==== TASK INPUT ====
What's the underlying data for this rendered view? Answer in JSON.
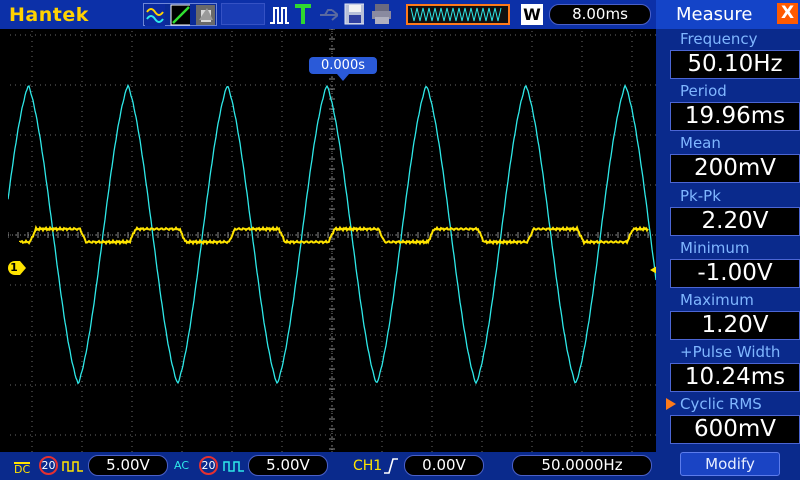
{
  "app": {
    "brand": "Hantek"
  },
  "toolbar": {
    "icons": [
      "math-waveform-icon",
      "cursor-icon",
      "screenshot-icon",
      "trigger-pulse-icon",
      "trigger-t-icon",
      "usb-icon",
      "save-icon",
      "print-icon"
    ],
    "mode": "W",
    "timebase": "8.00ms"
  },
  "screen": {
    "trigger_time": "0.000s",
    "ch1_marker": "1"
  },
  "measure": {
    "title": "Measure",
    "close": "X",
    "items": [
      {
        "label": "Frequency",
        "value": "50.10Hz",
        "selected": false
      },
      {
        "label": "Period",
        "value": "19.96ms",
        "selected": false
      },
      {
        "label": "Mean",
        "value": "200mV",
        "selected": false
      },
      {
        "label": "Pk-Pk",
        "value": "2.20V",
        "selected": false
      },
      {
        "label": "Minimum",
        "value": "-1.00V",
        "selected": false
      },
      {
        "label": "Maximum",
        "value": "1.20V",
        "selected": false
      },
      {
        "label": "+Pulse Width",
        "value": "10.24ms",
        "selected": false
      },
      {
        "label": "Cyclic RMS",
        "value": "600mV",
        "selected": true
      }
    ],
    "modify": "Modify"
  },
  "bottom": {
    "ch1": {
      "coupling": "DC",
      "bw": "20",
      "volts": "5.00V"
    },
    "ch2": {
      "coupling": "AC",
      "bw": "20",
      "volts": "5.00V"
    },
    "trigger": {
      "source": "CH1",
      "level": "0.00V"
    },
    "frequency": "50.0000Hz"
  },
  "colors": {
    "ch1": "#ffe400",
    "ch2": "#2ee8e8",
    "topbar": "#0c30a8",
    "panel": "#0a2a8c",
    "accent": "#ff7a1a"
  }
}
====
▶ _WHAT TO PRODUCE_: Select, from the listing, all lines that include the word "label".

▶ _EXERCISE RESULT_:
        "label": "Frequency",
        "label": "Period",
        "label": "Mean",
        "label": "Pk-Pk",
        "label": "Minimum",
        "label": "Maximum",
        "label": "+Pulse Width",
        "label": "Cyclic RMS",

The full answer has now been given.